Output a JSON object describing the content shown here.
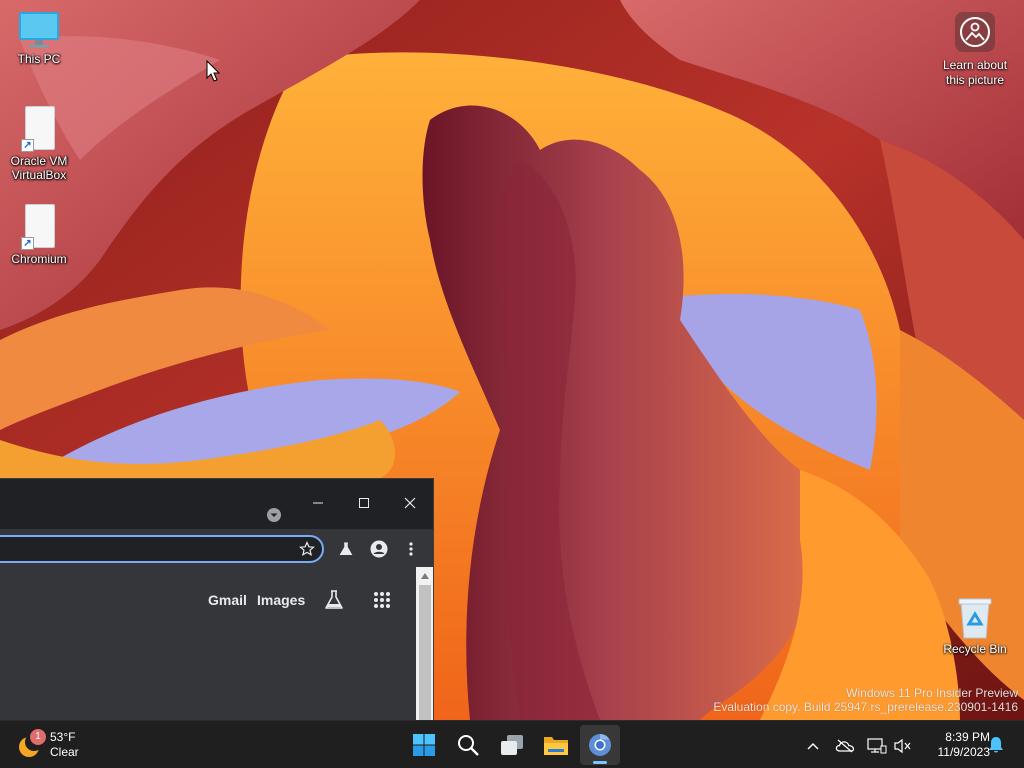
{
  "desktop": {
    "icons": [
      {
        "label": "This PC",
        "icon": "monitor-icon"
      },
      {
        "label": "Oracle VM\nVirtualBox",
        "icon": "file-shortcut-icon"
      },
      {
        "label": "Chromium",
        "icon": "file-shortcut-icon"
      }
    ],
    "learn_about_picture": {
      "label": "Learn about\nthis picture",
      "icon": "camera-icon"
    },
    "recycle_bin": {
      "label": "Recycle Bin",
      "icon": "recycle-bin-icon"
    },
    "watermark": {
      "line1": "Windows 11 Pro Insider Preview",
      "line2": "Evaluation copy. Build 25947.rs_prerelease.230901-1416"
    }
  },
  "browser": {
    "title_controls": {
      "minimize": "minimize-icon",
      "maximize": "maximize-icon",
      "close": "close-icon"
    },
    "toolbar": {
      "bookmark_icon": "star-icon",
      "labs_icon": "flask-icon",
      "profile_icon": "profile-icon",
      "menu_icon": "kebab-menu-icon"
    },
    "content": {
      "gmail_label": "Gmail",
      "images_label": "Images",
      "labs_icon": "flask-icon",
      "apps_icon": "apps-grid-icon"
    }
  },
  "taskbar": {
    "weather": {
      "temp": "53°F",
      "condition": "Clear",
      "badge": "1"
    },
    "apps": [
      "start-icon",
      "search-icon",
      "task-view-icon",
      "file-explorer-icon",
      "chromium-icon"
    ],
    "tray": [
      "chevron-up-icon",
      "onedrive-icon",
      "network-icon",
      "volume-muted-icon"
    ],
    "clock": {
      "time": "8:39 PM",
      "date": "11/9/2023"
    }
  },
  "colors": {
    "accent": "#7baaf7",
    "taskbar": "#1f1f1f",
    "browser_bg": "#35363a"
  }
}
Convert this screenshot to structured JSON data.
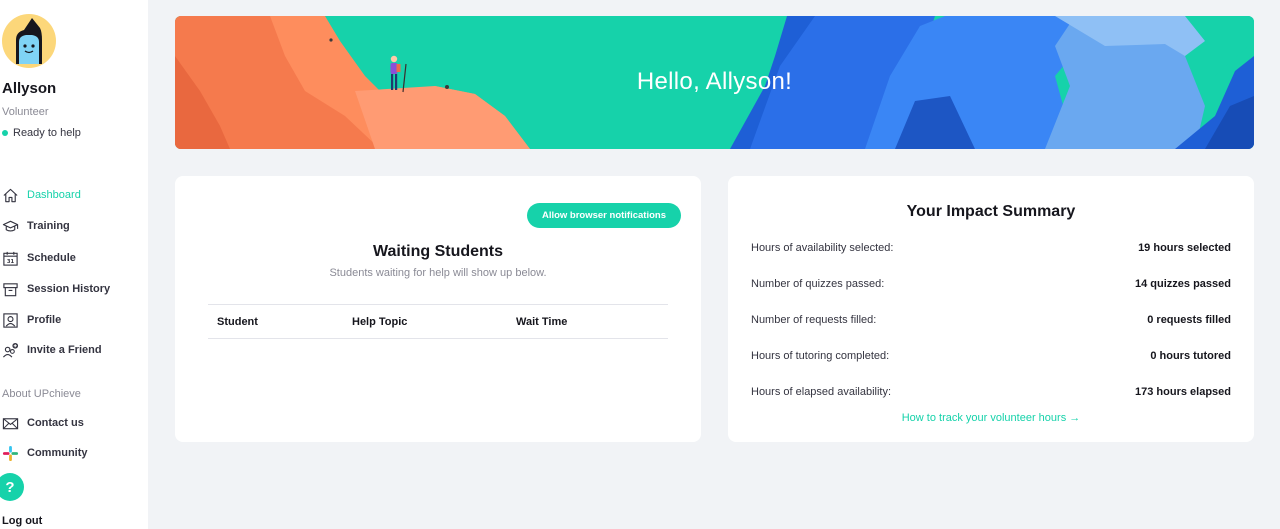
{
  "user": {
    "name": "Allyson",
    "role": "Volunteer",
    "status": "Ready to help"
  },
  "nav": {
    "items": [
      {
        "label": "Dashboard",
        "icon": "home-icon",
        "active": true
      },
      {
        "label": "Training",
        "icon": "graduation-cap-icon"
      },
      {
        "label": "Schedule",
        "icon": "calendar-icon"
      },
      {
        "label": "Session History",
        "icon": "archive-icon"
      },
      {
        "label": "Profile",
        "icon": "profile-icon"
      },
      {
        "label": "Invite a Friend",
        "icon": "invite-friend-icon"
      }
    ],
    "about_label": "About UPchieve",
    "about_items": [
      {
        "label": "Contact us",
        "icon": "envelope-icon"
      },
      {
        "label": "Community",
        "icon": "slack-icon"
      }
    ],
    "help_glyph": "?",
    "logout_label": "Log out"
  },
  "banner": {
    "title": "Hello, Allyson!"
  },
  "waiting": {
    "notif_button": "Allow browser notifications",
    "title": "Waiting Students",
    "subtitle": "Students waiting for help will show up below.",
    "columns": [
      "Student",
      "Help Topic",
      "Wait Time"
    ]
  },
  "impact": {
    "title": "Your Impact Summary",
    "rows": [
      {
        "label": "Hours of availability selected:",
        "value": "19 hours selected"
      },
      {
        "label": "Number of quizzes passed:",
        "value": "14 quizzes passed"
      },
      {
        "label": "Number of requests filled:",
        "value": "0 requests filled"
      },
      {
        "label": "Hours of tutoring completed:",
        "value": "0 hours tutored"
      },
      {
        "label": "Hours of elapsed availability:",
        "value": "173 hours elapsed"
      }
    ],
    "link": "How to track your volunteer hours →"
  },
  "colors": {
    "accent": "#16d2aa",
    "background": "#f1f3f6"
  }
}
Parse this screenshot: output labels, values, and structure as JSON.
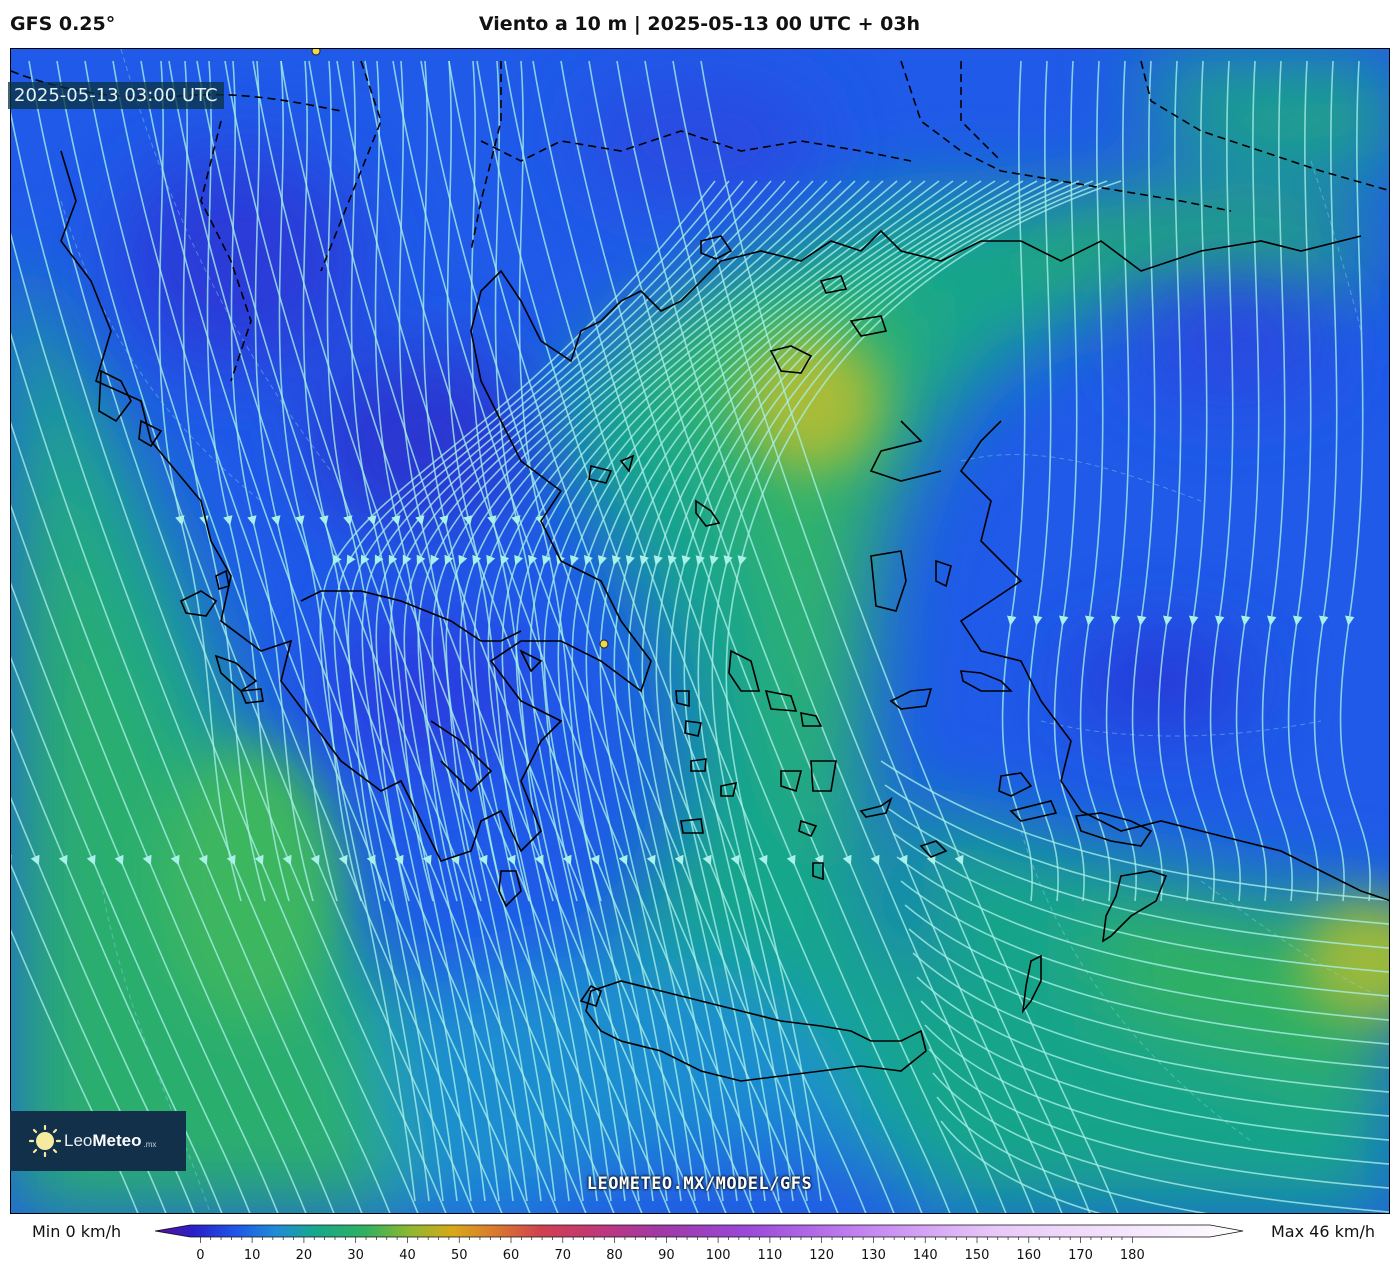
{
  "header": {
    "model": "GFS 0.25°",
    "title": "Viento a 10 m | 2025-05-13 00 UTC + 03h"
  },
  "map": {
    "valid_time": "2025-05-13 03:00 UTC",
    "watermark": "LEOMETEO.MX/MODEL/GFS",
    "logo": {
      "leo": "Leo",
      "meteo": "Meteo",
      "mx": ".mx"
    },
    "colors": {
      "calm": "#2b3fe0",
      "moderate": "#14a68a",
      "fresh": "#3cb86a",
      "strong": "#b8c030",
      "streamline": "#a8f0e8",
      "coastline": "#000000",
      "marker": "#f0d850"
    }
  },
  "legend": {
    "min_label": "Min 0 km/h",
    "max_label": "Max 46 km/h",
    "unit": "km/h",
    "ticks": [
      "0",
      "10",
      "20",
      "30",
      "40",
      "50",
      "60",
      "70",
      "80",
      "90",
      "100",
      "110",
      "120",
      "130",
      "140",
      "150",
      "160",
      "170",
      "180"
    ],
    "range": [
      -2,
      195
    ],
    "stops": [
      {
        "value": -2,
        "color": "#5a0f9a"
      },
      {
        "value": 5,
        "color": "#2a1fc8"
      },
      {
        "value": 12,
        "color": "#1f52e8"
      },
      {
        "value": 20,
        "color": "#1f8cd8"
      },
      {
        "value": 27,
        "color": "#16a88c"
      },
      {
        "value": 36,
        "color": "#30b060"
      },
      {
        "value": 44,
        "color": "#8cb830"
      },
      {
        "value": 52,
        "color": "#d8a818"
      },
      {
        "value": 60,
        "color": "#d87830"
      },
      {
        "value": 68,
        "color": "#d04050"
      },
      {
        "value": 78,
        "color": "#c03878"
      },
      {
        "value": 90,
        "color": "#a038a8"
      },
      {
        "value": 105,
        "color": "#9a48d8"
      },
      {
        "value": 125,
        "color": "#c080f0"
      },
      {
        "value": 150,
        "color": "#e8c8f8"
      },
      {
        "value": 195,
        "color": "#ffffff"
      }
    ]
  }
}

● ● ● ●

## Exercise aim
Your task is to pick out every line with the string "Students" and copy it.

## Solution to this task
    "title": "Waiting Students",
    "subtitle": "Students waiting for help will show up below.",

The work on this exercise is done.